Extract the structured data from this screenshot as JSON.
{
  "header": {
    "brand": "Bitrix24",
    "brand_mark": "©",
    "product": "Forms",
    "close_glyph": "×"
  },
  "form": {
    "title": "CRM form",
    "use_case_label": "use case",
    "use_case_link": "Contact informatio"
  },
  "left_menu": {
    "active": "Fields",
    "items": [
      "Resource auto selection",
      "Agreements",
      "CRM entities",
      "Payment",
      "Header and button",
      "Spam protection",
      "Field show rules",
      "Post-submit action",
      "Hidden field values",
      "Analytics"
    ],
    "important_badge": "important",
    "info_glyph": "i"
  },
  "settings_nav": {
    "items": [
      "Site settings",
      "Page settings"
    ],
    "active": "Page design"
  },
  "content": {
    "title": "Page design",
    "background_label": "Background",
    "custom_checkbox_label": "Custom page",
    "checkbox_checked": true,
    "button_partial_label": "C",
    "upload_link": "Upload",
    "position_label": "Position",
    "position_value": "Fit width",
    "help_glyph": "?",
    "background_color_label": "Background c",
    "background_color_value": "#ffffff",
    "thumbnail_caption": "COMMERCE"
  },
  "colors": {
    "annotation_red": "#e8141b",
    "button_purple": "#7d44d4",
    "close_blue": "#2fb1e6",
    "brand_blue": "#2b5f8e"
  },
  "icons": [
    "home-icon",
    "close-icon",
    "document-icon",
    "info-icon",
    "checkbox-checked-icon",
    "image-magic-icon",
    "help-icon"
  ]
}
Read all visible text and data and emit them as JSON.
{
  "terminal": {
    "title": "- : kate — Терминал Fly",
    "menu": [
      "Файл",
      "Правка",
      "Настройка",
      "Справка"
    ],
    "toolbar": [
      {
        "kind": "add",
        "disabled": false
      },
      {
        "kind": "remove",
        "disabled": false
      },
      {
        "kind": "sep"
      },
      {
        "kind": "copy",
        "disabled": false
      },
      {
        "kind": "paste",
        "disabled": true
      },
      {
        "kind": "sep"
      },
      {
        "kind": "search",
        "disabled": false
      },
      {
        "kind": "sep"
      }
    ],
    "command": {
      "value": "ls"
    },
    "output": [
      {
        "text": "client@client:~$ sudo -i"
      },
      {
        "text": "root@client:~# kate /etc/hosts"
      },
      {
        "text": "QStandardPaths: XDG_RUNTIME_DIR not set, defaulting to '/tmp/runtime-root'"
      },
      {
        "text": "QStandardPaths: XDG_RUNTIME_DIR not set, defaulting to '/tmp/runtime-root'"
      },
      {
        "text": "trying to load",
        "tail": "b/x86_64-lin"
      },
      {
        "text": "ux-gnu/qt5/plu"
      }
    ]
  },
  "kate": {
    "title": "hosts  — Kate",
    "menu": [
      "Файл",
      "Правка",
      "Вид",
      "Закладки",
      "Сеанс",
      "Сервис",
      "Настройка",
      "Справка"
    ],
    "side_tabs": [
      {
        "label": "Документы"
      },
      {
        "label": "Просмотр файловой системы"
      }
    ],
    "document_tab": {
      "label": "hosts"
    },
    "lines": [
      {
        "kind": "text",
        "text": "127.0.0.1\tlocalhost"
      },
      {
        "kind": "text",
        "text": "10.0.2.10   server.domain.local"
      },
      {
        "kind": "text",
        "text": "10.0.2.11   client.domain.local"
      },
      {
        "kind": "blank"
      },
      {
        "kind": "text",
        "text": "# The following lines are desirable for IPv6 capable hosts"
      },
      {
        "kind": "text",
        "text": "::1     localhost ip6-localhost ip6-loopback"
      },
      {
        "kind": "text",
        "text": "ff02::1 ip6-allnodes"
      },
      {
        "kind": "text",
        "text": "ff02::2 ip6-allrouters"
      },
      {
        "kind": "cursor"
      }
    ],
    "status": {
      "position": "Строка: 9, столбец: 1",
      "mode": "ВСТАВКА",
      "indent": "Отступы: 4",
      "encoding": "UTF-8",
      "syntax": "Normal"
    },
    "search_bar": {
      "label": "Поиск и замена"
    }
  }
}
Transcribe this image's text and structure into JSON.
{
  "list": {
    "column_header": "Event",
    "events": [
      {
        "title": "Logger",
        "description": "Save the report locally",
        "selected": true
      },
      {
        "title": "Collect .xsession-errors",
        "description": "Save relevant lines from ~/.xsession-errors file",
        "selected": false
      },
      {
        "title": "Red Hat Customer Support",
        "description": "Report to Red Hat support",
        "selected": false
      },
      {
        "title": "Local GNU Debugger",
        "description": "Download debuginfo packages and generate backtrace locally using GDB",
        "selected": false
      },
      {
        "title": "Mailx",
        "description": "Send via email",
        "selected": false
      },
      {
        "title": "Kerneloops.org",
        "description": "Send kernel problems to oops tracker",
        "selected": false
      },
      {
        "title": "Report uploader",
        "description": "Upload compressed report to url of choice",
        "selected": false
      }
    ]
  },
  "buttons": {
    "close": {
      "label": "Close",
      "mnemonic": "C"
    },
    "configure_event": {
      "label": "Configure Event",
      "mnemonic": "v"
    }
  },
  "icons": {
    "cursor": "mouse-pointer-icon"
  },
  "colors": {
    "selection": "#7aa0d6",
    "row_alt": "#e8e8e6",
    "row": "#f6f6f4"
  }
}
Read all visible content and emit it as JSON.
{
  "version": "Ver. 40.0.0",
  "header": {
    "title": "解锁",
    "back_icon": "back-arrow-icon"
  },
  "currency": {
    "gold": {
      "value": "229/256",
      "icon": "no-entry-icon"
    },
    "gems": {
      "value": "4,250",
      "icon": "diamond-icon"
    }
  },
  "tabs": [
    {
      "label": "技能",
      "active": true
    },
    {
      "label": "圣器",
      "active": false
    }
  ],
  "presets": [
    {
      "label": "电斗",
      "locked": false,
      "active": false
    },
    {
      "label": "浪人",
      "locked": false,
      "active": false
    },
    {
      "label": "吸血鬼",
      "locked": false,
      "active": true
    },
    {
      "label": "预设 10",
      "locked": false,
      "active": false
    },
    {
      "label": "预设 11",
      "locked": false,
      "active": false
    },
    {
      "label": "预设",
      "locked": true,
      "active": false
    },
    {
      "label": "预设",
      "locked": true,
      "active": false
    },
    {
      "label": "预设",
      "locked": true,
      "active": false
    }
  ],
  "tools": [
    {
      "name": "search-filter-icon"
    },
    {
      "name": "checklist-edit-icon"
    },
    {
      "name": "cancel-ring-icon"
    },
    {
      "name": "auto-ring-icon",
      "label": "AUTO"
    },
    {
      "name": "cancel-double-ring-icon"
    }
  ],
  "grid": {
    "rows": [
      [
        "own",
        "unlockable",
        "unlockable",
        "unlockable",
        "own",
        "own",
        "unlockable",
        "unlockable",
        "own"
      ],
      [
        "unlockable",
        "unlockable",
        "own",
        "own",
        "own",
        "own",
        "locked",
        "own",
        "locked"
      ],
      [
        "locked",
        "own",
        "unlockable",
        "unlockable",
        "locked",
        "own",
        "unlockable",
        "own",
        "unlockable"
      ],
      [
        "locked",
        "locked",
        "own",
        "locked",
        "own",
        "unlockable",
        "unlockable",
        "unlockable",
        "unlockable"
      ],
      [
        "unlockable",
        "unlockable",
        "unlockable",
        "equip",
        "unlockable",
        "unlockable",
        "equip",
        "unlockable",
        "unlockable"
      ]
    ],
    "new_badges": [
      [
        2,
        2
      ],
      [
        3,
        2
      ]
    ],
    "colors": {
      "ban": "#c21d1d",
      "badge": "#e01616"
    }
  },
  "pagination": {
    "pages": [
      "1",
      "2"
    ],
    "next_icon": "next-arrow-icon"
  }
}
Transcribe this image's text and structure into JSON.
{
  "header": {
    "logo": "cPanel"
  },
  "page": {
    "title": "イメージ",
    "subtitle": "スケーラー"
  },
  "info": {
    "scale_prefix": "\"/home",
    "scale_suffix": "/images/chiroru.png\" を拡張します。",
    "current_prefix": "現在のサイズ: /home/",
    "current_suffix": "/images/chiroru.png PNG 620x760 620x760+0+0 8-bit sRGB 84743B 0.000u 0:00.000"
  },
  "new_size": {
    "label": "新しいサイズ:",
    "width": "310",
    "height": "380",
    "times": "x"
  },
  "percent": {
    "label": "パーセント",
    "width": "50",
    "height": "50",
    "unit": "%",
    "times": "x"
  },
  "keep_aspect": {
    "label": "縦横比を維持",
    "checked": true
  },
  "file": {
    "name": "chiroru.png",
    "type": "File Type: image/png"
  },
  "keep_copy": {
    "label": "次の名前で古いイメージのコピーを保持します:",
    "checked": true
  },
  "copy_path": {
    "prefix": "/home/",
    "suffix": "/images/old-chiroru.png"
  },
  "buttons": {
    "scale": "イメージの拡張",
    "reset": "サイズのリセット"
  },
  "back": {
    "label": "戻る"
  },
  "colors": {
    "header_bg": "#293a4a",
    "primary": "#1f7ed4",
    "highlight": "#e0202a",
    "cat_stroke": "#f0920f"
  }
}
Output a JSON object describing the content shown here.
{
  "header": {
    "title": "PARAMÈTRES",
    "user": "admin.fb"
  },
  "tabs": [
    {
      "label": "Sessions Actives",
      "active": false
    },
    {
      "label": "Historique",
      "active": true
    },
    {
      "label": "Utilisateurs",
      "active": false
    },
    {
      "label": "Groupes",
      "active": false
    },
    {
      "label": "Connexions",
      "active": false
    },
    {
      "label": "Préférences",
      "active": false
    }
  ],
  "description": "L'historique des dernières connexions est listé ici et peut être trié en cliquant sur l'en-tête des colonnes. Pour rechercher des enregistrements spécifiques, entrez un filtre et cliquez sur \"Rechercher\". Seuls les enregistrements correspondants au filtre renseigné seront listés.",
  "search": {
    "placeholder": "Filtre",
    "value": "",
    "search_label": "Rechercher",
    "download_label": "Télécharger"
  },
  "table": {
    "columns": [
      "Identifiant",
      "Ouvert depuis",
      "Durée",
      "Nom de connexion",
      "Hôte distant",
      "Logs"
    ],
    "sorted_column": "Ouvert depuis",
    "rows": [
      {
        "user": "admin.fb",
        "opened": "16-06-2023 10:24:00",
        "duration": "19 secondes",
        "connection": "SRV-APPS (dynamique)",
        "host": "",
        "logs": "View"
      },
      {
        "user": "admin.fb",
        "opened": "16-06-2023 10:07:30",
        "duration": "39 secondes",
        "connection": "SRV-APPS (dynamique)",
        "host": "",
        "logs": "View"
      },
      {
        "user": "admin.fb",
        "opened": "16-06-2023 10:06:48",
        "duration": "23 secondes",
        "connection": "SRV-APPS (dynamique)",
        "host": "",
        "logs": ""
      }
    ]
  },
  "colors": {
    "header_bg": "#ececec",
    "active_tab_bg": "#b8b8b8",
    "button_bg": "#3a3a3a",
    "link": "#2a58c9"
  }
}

-=-=-=-=-

Examine the entries and report how many of their lines contain the string "Read", giving no more than the number.

2